=== Listed entries ===
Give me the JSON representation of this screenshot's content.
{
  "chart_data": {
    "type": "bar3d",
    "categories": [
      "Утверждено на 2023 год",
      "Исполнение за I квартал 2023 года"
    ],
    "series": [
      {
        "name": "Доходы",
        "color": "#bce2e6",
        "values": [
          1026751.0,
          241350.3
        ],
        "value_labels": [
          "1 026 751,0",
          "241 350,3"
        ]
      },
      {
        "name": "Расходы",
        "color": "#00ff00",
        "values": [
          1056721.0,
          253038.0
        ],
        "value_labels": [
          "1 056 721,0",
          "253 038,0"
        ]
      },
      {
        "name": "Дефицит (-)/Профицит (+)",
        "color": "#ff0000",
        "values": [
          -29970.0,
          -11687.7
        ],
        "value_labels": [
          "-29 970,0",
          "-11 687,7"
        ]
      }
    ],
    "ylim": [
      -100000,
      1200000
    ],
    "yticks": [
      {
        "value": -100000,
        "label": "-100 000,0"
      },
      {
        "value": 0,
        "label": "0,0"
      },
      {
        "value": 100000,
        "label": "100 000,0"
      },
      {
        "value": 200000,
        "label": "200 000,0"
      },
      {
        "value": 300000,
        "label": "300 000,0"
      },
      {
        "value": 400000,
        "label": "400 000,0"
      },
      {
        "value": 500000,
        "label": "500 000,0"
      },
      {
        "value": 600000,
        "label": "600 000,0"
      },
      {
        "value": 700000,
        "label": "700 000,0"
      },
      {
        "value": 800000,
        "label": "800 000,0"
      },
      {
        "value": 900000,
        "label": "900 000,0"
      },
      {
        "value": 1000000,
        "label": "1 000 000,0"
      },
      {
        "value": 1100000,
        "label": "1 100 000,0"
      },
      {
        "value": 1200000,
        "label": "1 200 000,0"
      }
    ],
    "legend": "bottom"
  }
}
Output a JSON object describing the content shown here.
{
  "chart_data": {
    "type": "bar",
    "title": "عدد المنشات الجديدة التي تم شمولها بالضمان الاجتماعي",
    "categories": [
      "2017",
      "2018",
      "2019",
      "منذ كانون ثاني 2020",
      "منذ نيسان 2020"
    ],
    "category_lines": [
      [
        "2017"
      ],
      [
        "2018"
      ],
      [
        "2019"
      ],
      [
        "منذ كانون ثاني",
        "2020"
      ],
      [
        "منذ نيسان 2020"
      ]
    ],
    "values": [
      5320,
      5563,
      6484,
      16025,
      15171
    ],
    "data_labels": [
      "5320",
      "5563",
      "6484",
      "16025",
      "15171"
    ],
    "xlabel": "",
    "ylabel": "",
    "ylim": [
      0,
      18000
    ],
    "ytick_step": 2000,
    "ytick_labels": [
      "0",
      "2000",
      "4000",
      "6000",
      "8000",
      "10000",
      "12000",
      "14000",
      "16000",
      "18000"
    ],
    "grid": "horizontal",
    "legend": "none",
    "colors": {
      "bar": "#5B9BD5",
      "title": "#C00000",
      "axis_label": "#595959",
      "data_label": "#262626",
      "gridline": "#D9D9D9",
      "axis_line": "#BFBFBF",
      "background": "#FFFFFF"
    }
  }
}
===
Exercise description: Write down only how many lines in the listing contain the word "name".

Solution for this task: 3